TEXTO DE REFERÊNCIA:
========

Título: A chegada de um centenário que ninguém comemora
Autor: Lins, Letícia
Fonte: O Globo, 04/06/2010, O País, p. 12

Dois milhões de brasileiros hoje têm mal de Chagas, descoberto há 101 anos

RECIFE e NAZARÉ DA MATA (PE).

Exatos 101 anos após sua descoberta, a doença de Chagas ainda é uma ameaça que anda de mãos dadas com a pobreza e a desinformação. O Brasil recebeu da Organização Mundial de Saúde um certificado que atesta a interrupção da transmissão da doença de Chagas pelo seu principal vetor ¿ o inseto popularmente conhecido como barbeiro (Triatoma infestans) ¿, mas não se livrou da enfermidade, que só tem chances de cura se tratada precocemente.

A incidência vem caindo, de acordo com estatísticas oficiais.

O Ministério da Saúde aponta dois milhões de pessoas infectadas no país. Cientistas do setor estimam que o número chega a três milhões. E a infecção já não pode ser considerada apenas rural. Um trabalho subscrito por sete especialistas e divulgado em Pernambuco alerta para a urbanização da doença. Cerca de um milhão de contagiados reside na periferia de metrópoles como Recife, São Paulo, Rio de Janeiro e Belo Horizonte, o que levaria a uma epidemia urbana.

É o que revela o coordenador do estudo, Wilson de Oliveira Júnior, responsável pelo ambulatório de doença de Chagas e insuficiência cardíaca do Pronto Socorro do Coração/Hospital Oswaldo Cruz, entidades vinculadas à Universidade de Pernambuco (UPE), que acompanha 1.200 pacientes. Cerca de cinco mil pessoas morrem por ano devido a complicações cardíacas provocadas pela enfermidade.

========

MATERIAL APRESENTADO:
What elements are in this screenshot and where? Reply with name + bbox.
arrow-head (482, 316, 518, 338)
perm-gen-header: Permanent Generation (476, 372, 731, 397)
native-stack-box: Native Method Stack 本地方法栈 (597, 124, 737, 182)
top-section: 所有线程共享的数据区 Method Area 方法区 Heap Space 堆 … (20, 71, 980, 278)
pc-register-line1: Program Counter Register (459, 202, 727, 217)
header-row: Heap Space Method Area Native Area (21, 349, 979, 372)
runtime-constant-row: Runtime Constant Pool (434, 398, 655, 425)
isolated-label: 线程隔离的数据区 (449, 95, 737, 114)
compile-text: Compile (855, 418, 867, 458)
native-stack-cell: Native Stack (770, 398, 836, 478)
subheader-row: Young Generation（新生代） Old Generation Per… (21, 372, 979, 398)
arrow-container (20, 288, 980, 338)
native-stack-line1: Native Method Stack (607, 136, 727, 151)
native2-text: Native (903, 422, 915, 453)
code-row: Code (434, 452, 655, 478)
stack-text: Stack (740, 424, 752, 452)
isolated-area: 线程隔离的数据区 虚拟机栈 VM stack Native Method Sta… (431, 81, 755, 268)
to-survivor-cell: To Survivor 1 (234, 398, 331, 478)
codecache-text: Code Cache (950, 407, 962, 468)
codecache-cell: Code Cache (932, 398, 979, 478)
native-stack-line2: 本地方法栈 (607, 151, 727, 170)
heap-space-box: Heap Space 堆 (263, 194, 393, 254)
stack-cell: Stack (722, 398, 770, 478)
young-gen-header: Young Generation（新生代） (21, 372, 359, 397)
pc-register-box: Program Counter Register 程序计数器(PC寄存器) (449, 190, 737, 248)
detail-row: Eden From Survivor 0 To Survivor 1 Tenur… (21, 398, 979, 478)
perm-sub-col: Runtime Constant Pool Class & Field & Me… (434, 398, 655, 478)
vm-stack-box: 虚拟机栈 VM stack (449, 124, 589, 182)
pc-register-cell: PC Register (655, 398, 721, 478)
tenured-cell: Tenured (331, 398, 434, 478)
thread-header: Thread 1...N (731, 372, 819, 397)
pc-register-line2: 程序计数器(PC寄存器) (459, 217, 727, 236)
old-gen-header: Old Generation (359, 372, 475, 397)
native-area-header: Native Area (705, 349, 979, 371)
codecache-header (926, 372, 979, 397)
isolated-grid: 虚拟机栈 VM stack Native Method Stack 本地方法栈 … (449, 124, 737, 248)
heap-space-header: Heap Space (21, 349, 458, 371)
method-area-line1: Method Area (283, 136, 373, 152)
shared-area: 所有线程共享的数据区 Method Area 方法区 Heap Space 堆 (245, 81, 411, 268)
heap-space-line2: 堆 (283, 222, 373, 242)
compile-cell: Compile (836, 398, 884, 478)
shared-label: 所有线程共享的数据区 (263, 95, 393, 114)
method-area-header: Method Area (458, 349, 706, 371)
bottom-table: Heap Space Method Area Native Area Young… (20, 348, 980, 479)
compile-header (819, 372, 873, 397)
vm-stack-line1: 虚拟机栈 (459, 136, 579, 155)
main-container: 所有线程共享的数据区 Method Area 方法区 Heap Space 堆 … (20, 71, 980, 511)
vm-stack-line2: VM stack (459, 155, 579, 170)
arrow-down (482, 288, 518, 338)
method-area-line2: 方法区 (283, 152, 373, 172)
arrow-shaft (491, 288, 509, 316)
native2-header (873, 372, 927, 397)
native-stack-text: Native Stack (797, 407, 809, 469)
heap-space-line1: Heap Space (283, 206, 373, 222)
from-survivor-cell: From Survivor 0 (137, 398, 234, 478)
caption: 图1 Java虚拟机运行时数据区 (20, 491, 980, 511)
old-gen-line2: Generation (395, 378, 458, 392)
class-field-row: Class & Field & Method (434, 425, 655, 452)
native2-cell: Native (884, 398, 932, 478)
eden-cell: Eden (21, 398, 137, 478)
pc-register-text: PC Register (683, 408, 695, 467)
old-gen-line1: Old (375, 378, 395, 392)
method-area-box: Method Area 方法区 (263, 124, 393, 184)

========

O QUE SE PEDE:
1. Liste as metrópoles que a reportagem sobre a doença de Chagas cita como locais em cuja periferia reside cerca de um milhão de contagiados.
2. Retome a reportagem sobre a doença de Chagas, escrevendo a continuação a partir da última frase apresentada.

RESPOSTAS:
1. Recife, São Paulo, Rio de Janeiro e Belo Horizonte.

2.
Há 35 anos, o mesmo remédio

De acordo com o Ministério da Saúde, o certificado da OMS concedido em 2006 deveu-se a um trabalho de controle do barbeiro realizado desde a década de 1970. Foram colhidas cem mil amostras de sangue em crianças na zona rural, entre os anos de 2001 e 2008. Números preliminares indicam prevalência de 0,01%, conforme o boletim de abril do Ministério da Saúde.

¿ O percentual é positivo. Inquéritos da década de 1980 indicaram o problema, quando o Brasil tomou conhecimento de que 4,2% da população tinham a doença. Entre as crianças, a prevalência era maior, 18% ¿ lembra o médico, professor de cardiologia da Faculdade de Ciências Médicas da UPE.

Ele lembra que, com o certificado internacional, fica a falsa impressão de que o Brasil livrouse do mal de Chagas, incluído entre as chamadas doenças negligenciadas, que não despertam interesse dos laboratórios.

O remédio contra a doença é o mesmo há 35 anos: o Benidazol, que tem efeitos colaterais grandes. Ele ataca o Tripanossoma cruzi, protozoário transmitido pelo barbeiro, mas não desperta interesse no setor farmacêutico: a multinacional que o produzia cedeu a patente para o Laboratório Farmacêutico de Pernambuco, hoje único a fornecer a droga para o mundo.

O presidente da Associação de Portadores de Doença de Chagas de Pernambuco, Manoel Mariano do Nascimento, de 63 anos, denuncia a falta de remédios auxiliares aos pacientes que têm o coração comprometido.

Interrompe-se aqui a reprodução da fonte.